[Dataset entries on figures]
┄┄┄┄┄┄┄┄┄┄

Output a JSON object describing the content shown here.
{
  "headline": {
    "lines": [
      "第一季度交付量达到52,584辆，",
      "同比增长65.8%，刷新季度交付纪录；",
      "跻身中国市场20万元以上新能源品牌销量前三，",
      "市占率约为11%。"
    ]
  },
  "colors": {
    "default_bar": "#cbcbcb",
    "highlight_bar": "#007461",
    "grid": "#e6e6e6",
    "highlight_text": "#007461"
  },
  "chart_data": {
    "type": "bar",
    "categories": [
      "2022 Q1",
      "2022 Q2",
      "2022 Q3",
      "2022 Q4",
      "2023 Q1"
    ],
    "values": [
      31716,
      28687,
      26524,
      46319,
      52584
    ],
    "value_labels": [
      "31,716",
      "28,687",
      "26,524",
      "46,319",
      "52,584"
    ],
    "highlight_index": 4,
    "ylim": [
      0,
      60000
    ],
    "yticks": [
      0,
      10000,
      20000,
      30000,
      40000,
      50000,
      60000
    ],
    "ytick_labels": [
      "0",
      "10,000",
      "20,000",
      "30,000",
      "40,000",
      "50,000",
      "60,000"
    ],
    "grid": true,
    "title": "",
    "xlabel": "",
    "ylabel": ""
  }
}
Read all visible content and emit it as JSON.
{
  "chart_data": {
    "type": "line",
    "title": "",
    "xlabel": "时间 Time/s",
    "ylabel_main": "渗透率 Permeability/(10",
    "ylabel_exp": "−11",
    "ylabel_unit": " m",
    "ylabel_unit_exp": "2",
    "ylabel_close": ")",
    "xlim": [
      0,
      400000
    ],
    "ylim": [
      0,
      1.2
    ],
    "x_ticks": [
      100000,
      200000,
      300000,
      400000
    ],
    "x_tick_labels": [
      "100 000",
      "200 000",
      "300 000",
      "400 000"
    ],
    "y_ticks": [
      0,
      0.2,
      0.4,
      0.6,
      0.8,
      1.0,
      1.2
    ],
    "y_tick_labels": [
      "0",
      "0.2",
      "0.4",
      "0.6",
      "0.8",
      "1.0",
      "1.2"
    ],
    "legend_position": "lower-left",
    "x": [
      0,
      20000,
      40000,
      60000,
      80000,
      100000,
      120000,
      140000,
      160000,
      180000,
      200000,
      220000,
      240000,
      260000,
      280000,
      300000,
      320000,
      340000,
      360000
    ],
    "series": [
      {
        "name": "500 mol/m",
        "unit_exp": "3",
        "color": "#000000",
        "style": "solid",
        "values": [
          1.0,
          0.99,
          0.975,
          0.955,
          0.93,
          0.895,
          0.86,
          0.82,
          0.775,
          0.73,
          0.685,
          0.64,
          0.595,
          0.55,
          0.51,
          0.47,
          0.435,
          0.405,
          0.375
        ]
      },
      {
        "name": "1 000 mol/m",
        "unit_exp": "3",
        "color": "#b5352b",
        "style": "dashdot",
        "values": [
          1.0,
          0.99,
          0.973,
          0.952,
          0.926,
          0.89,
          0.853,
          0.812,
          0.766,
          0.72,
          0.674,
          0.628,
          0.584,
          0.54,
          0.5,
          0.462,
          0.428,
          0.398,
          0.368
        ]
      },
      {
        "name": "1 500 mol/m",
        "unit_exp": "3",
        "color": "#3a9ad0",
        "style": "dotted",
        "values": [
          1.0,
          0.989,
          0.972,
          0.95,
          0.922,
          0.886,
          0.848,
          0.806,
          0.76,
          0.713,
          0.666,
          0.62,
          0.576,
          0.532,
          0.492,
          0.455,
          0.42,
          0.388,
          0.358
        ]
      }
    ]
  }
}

┄┄┄┄┄┄┄┄┄┄

Find how many lines of the material carry the string "content". Only the number should be in the answer.

**RESPONSE TO THIS EXERCISE:**
2